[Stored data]
## start

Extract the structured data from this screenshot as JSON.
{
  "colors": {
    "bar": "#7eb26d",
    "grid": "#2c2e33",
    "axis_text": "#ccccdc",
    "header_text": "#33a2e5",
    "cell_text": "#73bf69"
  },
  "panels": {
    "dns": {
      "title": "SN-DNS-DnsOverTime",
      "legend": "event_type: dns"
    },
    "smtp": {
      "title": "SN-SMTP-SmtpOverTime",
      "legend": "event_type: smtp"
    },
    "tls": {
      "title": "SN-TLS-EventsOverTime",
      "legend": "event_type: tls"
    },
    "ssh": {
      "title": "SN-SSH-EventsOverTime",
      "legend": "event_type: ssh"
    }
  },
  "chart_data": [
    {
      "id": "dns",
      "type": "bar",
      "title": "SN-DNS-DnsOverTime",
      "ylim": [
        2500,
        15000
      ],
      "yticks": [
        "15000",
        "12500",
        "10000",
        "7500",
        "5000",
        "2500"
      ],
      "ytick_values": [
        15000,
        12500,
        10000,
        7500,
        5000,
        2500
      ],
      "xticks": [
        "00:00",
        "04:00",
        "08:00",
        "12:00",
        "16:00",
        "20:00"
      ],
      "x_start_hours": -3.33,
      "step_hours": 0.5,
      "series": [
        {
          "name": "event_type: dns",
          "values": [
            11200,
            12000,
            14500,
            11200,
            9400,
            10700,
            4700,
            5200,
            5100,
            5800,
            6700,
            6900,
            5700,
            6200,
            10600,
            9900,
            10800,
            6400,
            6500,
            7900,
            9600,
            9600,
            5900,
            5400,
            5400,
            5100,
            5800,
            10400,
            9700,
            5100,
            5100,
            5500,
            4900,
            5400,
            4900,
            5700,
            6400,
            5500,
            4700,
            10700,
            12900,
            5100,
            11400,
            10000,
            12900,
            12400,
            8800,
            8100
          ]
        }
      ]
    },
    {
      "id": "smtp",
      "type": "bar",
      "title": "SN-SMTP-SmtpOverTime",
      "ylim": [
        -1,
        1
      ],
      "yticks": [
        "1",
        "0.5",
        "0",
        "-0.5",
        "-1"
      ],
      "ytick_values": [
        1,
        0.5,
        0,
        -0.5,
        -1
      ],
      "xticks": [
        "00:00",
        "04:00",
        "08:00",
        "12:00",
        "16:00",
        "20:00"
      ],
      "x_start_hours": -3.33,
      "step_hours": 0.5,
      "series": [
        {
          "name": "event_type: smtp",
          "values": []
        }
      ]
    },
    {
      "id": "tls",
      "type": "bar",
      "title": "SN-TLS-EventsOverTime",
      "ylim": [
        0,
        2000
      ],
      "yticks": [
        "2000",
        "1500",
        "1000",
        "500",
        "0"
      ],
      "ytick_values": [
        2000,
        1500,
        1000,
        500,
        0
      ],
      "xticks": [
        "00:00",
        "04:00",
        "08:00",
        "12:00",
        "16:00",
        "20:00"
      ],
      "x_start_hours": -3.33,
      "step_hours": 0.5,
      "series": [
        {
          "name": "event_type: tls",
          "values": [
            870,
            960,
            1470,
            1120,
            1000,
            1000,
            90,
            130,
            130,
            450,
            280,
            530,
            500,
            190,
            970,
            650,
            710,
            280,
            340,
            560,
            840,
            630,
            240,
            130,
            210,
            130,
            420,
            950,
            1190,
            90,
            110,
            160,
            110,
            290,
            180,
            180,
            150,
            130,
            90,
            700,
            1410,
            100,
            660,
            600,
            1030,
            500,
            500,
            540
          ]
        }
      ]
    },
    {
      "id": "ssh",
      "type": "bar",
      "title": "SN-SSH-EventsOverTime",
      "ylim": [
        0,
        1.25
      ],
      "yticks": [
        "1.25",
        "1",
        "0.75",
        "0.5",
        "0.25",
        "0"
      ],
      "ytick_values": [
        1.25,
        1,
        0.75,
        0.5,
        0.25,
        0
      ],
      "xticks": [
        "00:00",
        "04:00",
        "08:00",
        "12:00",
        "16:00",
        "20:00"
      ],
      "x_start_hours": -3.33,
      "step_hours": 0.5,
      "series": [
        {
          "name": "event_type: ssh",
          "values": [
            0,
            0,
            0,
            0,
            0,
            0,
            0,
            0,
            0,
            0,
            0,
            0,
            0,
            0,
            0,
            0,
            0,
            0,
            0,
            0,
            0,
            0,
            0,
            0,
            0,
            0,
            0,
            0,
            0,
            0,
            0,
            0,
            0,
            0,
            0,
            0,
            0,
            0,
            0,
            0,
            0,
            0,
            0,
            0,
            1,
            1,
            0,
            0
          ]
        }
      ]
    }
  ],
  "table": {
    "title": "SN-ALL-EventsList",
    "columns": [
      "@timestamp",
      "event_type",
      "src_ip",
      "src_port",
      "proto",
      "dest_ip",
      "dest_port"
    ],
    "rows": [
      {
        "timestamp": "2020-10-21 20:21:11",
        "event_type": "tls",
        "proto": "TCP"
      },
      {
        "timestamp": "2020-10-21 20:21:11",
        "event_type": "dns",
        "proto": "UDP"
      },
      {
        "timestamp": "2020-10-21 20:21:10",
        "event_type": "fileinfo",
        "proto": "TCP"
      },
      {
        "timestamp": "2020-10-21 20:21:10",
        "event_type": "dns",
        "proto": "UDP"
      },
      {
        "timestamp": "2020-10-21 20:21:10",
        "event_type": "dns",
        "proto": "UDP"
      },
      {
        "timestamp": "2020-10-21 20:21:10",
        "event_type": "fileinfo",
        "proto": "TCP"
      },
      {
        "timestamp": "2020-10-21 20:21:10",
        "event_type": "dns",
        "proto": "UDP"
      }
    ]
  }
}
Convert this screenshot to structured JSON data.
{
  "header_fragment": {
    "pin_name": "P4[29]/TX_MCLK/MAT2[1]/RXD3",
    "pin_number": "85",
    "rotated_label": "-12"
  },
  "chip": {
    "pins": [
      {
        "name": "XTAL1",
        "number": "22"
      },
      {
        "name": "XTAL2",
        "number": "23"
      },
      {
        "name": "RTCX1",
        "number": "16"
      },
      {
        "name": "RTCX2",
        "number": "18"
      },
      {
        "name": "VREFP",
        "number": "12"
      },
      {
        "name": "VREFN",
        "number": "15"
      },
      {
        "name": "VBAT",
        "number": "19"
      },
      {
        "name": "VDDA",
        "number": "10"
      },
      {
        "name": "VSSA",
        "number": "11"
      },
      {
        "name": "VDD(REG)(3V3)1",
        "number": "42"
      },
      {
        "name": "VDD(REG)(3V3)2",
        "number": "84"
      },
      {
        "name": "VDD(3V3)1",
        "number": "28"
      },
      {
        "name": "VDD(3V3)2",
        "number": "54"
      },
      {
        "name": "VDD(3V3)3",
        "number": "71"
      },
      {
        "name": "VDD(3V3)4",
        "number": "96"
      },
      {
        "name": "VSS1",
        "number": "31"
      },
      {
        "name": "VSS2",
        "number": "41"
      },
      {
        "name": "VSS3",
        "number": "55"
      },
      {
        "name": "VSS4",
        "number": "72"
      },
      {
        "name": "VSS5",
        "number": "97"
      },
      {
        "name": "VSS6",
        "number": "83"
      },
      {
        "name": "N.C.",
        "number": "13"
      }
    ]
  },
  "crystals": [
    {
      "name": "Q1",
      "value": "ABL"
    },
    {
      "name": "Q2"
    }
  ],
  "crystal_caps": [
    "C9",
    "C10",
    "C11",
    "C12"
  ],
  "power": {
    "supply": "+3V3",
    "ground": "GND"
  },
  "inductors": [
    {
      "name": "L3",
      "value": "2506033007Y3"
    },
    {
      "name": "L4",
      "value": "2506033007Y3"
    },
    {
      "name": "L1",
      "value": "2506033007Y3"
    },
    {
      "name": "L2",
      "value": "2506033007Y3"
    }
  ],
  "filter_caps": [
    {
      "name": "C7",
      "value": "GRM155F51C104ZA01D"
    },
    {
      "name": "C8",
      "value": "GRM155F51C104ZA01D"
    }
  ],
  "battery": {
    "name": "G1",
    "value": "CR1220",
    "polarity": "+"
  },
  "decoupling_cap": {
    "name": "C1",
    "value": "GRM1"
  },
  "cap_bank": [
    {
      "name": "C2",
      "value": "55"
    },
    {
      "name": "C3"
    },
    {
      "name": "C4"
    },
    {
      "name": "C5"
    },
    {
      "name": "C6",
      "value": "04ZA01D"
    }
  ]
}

## end

Stated task: Only lines with the word "screenshot" are wanted, so copy each one from the records.

Solution for this task:
Extract the structured data from this screenshot as JSON.
Convert this screenshot to structured JSON data.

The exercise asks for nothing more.